-- PROBLEM STATEMENT --
Determine how many lines contain the string "James" and reply with that number alone.

(Records from a dataset)
= = = = =
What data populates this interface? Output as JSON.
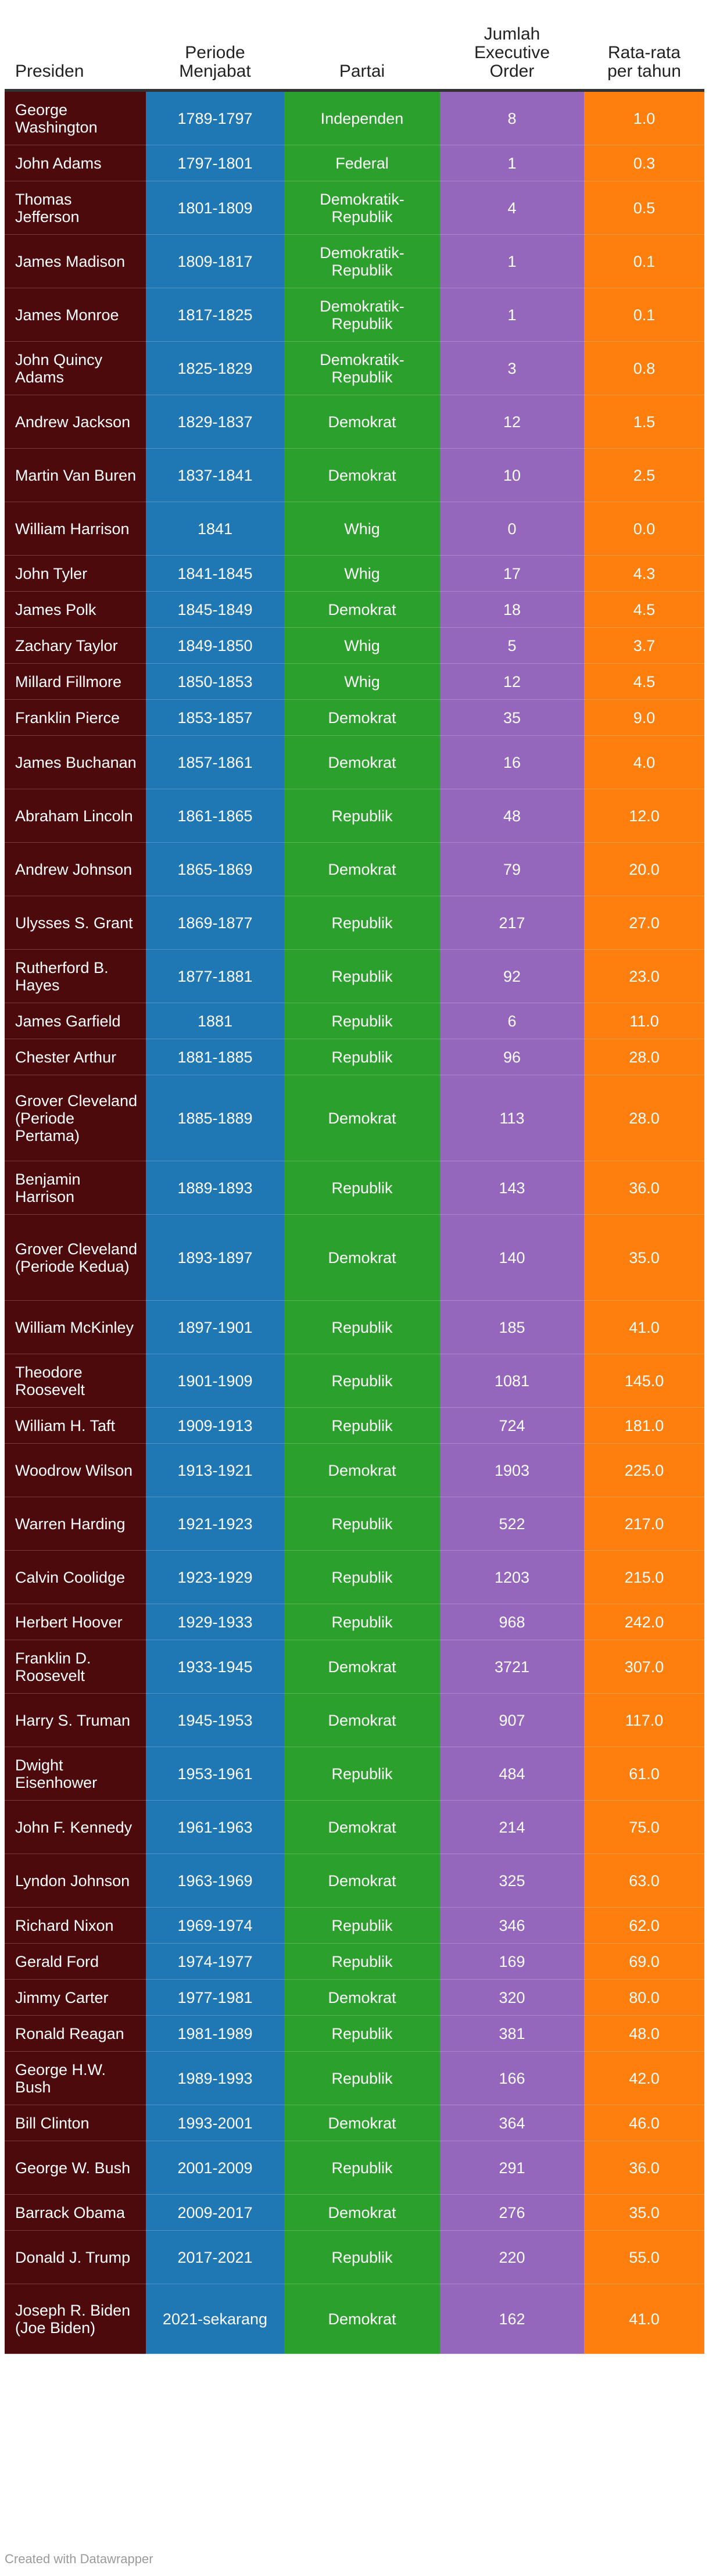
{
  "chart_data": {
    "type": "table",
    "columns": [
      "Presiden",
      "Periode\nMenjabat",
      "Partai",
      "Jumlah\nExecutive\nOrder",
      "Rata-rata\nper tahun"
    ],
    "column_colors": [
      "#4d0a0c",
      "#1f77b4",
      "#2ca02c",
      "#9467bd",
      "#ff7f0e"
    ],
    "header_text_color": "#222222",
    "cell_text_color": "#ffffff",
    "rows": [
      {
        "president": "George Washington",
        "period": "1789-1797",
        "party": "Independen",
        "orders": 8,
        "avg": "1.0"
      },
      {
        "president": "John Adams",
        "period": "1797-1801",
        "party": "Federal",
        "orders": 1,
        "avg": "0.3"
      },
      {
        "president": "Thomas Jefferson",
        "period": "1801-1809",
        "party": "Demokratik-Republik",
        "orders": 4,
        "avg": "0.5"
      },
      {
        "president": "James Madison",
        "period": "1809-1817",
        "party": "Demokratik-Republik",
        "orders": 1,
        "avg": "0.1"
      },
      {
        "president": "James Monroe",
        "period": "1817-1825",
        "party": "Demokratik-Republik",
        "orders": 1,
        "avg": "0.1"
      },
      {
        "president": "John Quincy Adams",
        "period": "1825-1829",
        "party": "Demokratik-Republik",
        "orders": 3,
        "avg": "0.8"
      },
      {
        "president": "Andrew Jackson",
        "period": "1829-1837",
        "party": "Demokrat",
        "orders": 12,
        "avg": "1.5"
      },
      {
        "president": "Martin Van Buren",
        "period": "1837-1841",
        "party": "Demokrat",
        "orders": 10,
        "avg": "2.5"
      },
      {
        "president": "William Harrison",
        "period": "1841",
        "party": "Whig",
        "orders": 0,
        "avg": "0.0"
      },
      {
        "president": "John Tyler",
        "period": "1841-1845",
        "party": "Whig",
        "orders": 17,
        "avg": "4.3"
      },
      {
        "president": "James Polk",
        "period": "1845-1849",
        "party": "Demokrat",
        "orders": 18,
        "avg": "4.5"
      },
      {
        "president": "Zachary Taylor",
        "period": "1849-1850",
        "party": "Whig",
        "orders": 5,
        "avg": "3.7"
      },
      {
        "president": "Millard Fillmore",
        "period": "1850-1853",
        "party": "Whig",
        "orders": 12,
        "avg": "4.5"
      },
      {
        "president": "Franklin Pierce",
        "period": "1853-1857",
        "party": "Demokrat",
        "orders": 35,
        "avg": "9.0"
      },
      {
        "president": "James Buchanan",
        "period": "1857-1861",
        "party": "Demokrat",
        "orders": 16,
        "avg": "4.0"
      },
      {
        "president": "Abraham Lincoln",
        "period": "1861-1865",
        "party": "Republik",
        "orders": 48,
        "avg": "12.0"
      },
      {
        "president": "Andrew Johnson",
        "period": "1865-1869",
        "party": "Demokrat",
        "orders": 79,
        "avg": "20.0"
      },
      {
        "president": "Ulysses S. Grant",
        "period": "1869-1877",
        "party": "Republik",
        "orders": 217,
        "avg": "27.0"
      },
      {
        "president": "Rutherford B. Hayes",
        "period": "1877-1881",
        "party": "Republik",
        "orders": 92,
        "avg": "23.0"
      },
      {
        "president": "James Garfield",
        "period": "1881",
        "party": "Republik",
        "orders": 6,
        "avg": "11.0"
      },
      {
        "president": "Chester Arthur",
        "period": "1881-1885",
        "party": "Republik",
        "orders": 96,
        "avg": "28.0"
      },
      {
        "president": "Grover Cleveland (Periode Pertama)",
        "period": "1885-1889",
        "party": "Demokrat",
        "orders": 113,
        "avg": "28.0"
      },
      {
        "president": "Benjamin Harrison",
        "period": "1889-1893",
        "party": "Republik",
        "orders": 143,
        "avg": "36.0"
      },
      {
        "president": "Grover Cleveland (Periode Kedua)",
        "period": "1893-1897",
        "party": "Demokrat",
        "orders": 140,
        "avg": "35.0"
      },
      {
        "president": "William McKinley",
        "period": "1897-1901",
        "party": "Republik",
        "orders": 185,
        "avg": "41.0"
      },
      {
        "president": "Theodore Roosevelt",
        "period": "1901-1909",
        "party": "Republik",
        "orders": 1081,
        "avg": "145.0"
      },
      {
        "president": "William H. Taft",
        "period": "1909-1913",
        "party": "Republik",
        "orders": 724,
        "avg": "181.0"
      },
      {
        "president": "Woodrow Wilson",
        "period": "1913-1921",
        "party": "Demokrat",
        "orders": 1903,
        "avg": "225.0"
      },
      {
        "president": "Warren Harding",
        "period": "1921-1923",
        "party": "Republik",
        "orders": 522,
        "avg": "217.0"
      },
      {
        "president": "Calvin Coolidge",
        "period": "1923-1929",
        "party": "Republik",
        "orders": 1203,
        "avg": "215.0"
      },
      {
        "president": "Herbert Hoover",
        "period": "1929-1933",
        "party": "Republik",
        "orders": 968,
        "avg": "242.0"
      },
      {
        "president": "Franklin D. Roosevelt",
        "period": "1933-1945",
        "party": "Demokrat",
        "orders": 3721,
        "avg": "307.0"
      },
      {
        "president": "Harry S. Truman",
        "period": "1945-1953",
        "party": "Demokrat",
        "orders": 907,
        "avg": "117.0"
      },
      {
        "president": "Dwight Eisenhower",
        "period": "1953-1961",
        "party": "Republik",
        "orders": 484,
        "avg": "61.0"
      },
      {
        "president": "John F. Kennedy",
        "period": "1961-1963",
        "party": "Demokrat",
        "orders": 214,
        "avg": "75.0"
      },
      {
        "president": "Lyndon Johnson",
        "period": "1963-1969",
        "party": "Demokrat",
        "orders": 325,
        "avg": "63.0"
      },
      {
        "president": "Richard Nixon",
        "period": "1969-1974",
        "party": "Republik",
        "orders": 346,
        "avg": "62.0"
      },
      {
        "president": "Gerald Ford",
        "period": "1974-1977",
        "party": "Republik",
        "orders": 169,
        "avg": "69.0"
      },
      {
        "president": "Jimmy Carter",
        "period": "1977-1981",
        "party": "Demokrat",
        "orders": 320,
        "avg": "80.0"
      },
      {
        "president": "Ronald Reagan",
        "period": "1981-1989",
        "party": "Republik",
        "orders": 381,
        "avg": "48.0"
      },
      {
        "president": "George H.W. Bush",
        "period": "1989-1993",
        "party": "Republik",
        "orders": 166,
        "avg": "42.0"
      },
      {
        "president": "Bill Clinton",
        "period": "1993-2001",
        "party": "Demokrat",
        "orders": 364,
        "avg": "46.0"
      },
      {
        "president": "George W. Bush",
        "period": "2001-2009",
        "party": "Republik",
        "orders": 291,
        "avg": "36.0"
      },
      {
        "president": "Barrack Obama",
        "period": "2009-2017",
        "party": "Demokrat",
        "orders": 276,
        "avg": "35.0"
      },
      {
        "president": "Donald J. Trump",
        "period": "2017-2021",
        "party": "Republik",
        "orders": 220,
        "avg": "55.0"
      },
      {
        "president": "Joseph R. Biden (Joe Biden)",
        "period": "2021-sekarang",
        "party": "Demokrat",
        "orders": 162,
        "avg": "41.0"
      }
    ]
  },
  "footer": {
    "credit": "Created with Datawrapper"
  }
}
= = = = =
-- RESULT OF THE EXERCISE --
5